**The task**
Search the data for the string "зажатая" and gather each line it is in.

Saved entries:
* begin *
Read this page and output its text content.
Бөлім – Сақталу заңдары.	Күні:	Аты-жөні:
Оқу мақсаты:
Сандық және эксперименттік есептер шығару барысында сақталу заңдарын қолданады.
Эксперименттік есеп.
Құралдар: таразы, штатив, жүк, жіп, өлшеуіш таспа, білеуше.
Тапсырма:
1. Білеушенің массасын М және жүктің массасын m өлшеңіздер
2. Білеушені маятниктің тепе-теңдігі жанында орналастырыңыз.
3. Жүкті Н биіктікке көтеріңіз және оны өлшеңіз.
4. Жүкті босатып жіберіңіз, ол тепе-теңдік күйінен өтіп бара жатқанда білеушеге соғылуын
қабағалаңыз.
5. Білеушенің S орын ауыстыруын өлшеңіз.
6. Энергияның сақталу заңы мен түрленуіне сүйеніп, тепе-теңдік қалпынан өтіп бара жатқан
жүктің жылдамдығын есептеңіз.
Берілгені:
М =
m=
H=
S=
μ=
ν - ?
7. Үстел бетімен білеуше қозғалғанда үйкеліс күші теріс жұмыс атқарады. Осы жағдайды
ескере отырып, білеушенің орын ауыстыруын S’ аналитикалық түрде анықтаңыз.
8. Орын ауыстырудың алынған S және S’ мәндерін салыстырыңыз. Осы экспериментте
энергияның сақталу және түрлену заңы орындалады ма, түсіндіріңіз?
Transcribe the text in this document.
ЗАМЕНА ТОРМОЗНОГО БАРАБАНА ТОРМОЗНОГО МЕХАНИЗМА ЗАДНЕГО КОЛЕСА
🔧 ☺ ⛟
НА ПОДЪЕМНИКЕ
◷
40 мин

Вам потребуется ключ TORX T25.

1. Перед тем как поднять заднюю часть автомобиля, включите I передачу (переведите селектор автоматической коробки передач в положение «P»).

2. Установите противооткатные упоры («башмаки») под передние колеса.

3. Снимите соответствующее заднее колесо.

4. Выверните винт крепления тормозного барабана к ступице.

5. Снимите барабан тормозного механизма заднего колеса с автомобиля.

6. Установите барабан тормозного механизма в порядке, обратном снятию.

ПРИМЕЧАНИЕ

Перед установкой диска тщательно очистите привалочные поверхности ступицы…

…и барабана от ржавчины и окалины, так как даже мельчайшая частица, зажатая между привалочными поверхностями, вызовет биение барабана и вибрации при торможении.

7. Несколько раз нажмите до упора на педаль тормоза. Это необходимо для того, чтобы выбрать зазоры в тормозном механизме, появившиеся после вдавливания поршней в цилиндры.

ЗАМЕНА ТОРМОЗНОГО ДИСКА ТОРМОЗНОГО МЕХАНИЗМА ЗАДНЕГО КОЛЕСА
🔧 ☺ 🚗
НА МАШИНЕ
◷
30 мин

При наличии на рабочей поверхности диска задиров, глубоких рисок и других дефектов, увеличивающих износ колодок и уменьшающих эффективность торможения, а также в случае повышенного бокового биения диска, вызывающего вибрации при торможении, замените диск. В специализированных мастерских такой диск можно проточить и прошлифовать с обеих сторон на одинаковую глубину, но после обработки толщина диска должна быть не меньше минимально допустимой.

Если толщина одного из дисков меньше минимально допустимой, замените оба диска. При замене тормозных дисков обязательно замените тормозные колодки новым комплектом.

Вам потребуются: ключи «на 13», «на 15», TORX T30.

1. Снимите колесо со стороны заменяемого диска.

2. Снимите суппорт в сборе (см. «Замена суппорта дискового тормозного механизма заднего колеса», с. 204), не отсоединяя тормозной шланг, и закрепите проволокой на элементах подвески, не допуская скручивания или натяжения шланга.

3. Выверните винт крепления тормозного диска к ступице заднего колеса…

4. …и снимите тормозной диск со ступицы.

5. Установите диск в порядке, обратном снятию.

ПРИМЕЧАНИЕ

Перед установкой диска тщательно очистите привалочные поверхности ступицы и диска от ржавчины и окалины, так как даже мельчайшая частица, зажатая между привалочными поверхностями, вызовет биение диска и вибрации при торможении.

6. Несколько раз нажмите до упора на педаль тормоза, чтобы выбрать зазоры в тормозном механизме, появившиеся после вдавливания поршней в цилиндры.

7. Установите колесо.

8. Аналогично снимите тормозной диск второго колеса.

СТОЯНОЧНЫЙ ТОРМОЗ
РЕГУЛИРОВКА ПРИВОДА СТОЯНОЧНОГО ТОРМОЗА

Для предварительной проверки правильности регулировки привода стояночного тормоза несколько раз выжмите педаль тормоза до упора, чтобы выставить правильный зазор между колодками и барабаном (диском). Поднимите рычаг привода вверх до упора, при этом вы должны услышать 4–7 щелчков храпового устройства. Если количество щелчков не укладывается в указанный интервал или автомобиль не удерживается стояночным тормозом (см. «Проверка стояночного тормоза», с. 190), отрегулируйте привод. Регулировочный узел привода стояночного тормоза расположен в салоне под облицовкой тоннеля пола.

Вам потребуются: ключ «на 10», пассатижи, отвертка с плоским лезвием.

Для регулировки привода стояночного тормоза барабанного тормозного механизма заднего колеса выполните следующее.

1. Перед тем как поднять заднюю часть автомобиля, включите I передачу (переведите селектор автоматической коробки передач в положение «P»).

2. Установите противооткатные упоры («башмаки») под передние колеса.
* end *
* begin *
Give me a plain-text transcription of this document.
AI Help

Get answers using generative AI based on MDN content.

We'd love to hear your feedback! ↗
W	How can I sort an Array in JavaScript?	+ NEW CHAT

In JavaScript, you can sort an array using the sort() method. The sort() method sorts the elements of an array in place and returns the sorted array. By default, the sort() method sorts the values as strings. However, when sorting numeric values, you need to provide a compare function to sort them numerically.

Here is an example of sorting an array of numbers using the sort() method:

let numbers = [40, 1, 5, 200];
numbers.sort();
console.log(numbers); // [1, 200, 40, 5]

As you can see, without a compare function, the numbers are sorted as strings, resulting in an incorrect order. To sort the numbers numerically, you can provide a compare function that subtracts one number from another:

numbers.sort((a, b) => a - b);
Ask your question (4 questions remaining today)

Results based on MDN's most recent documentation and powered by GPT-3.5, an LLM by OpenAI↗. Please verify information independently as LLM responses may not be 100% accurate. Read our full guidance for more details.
* end *
**Solution for this exercise**
…и барабана от ржавчины и окалины, так как даже мельчайшая частица, зажатая между привалочными поверхностями, вызовет биение барабана и вибрации при торможении.
Перед установкой диска тщательно очистите привалочные поверхности ступицы и диска от ржавчины и окалины, так как даже мельчайшая частица, зажатая между привалочными поверхностями, вызовет биение диска и вибрации при торможении.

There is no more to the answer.